(Dataset rows about figures)
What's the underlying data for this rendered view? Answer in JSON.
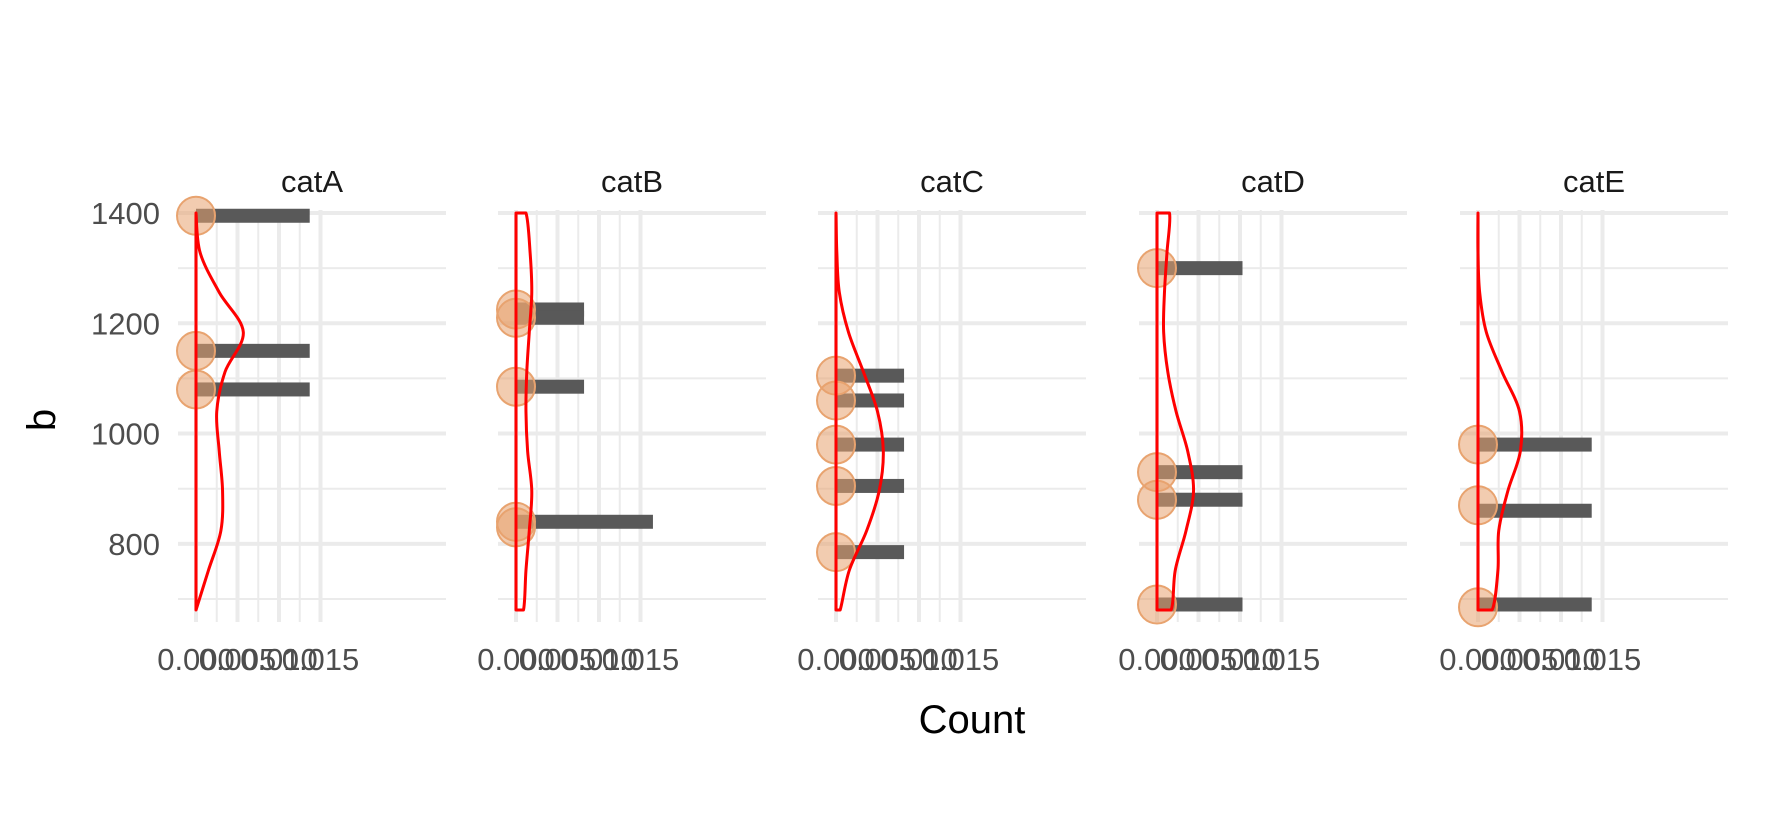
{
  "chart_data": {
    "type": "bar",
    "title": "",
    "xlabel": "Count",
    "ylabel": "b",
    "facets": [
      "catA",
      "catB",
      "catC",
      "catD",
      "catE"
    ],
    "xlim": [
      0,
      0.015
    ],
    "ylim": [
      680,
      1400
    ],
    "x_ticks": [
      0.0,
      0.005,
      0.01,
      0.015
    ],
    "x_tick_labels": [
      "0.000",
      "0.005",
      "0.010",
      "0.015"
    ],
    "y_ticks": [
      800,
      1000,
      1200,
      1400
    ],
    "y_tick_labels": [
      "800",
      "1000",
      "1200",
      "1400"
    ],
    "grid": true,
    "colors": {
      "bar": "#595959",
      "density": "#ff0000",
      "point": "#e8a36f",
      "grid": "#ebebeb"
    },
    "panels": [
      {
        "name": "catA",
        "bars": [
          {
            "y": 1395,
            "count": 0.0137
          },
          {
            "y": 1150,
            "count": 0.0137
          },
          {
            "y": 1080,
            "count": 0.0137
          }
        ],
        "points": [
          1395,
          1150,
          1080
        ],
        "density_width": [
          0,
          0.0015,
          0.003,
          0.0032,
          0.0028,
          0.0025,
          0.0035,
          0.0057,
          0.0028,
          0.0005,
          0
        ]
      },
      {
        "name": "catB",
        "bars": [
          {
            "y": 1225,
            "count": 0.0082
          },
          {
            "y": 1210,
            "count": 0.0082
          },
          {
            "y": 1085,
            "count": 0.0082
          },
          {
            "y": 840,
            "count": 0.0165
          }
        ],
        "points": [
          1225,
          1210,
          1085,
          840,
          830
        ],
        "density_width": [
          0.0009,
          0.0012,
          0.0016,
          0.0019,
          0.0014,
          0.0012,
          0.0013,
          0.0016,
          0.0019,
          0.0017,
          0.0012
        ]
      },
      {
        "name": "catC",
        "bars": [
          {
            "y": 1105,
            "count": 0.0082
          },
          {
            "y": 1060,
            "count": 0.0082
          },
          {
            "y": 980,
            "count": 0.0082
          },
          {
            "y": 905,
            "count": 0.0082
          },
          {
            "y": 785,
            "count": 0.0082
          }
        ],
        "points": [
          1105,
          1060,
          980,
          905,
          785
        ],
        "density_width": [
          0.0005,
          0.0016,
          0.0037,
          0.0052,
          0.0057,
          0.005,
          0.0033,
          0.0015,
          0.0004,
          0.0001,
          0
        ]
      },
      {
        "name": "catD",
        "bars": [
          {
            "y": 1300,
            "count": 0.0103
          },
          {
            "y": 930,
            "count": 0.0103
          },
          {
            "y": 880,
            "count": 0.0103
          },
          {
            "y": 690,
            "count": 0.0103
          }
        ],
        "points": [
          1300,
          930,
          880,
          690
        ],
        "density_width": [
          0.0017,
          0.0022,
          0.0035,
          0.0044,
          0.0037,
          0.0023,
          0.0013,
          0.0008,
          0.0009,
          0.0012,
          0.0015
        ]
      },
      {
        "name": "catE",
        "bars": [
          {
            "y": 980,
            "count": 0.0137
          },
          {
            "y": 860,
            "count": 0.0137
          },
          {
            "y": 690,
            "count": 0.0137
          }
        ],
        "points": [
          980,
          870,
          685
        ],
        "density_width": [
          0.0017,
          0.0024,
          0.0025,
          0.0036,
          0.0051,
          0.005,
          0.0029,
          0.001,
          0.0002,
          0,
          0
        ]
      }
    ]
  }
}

* **INSTRUCTION**
All of the material above should be reproduced exactly, except the pictures.

* **SOLUTION**
What's the underlying data for this rendered view? Answer in JSON.
{
  "chart_data": {
    "type": "bar",
    "title": "",
    "xlabel": "Count",
    "ylabel": "b",
    "facets": [
      "catA",
      "catB",
      "catC",
      "catD",
      "catE"
    ],
    "xlim": [
      0,
      0.015
    ],
    "ylim": [
      680,
      1400
    ],
    "x_ticks": [
      0.0,
      0.005,
      0.01,
      0.015
    ],
    "x_tick_labels": [
      "0.000",
      "0.005",
      "0.010",
      "0.015"
    ],
    "y_ticks": [
      800,
      1000,
      1200,
      1400
    ],
    "y_tick_labels": [
      "800",
      "1000",
      "1200",
      "1400"
    ],
    "grid": true,
    "colors": {
      "bar": "#595959",
      "density": "#ff0000",
      "point": "#e8a36f",
      "grid": "#ebebeb"
    },
    "panels": [
      {
        "name": "catA",
        "bars": [
          {
            "y": 1395,
            "count": 0.0137
          },
          {
            "y": 1150,
            "count": 0.0137
          },
          {
            "y": 1080,
            "count": 0.0137
          }
        ],
        "points": [
          1395,
          1150,
          1080
        ],
        "density_width": [
          0,
          0.0015,
          0.003,
          0.0032,
          0.0028,
          0.0025,
          0.0035,
          0.0057,
          0.0028,
          0.0005,
          0
        ]
      },
      {
        "name": "catB",
        "bars": [
          {
            "y": 1225,
            "count": 0.0082
          },
          {
            "y": 1210,
            "count": 0.0082
          },
          {
            "y": 1085,
            "count": 0.0082
          },
          {
            "y": 840,
            "count": 0.0165
          }
        ],
        "points": [
          1225,
          1210,
          1085,
          840,
          830
        ],
        "density_width": [
          0.0009,
          0.0012,
          0.0016,
          0.0019,
          0.0014,
          0.0012,
          0.0013,
          0.0016,
          0.0019,
          0.0017,
          0.0012
        ]
      },
      {
        "name": "catC",
        "bars": [
          {
            "y": 1105,
            "count": 0.0082
          },
          {
            "y": 1060,
            "count": 0.0082
          },
          {
            "y": 980,
            "count": 0.0082
          },
          {
            "y": 905,
            "count": 0.0082
          },
          {
            "y": 785,
            "count": 0.0082
          }
        ],
        "points": [
          1105,
          1060,
          980,
          905,
          785
        ],
        "density_width": [
          0.0005,
          0.0016,
          0.0037,
          0.0052,
          0.0057,
          0.005,
          0.0033,
          0.0015,
          0.0004,
          0.0001,
          0
        ]
      },
      {
        "name": "catD",
        "bars": [
          {
            "y": 1300,
            "count": 0.0103
          },
          {
            "y": 930,
            "count": 0.0103
          },
          {
            "y": 880,
            "count": 0.0103
          },
          {
            "y": 690,
            "count": 0.0103
          }
        ],
        "points": [
          1300,
          930,
          880,
          690
        ],
        "density_width": [
          0.0017,
          0.0022,
          0.0035,
          0.0044,
          0.0037,
          0.0023,
          0.0013,
          0.0008,
          0.0009,
          0.0012,
          0.0015
        ]
      },
      {
        "name": "catE",
        "bars": [
          {
            "y": 980,
            "count": 0.0137
          },
          {
            "y": 860,
            "count": 0.0137
          },
          {
            "y": 690,
            "count": 0.0137
          }
        ],
        "points": [
          980,
          870,
          685
        ],
        "density_width": [
          0.0017,
          0.0024,
          0.0025,
          0.0036,
          0.0051,
          0.005,
          0.0029,
          0.001,
          0.0002,
          0,
          0
        ]
      }
    ]
  }
}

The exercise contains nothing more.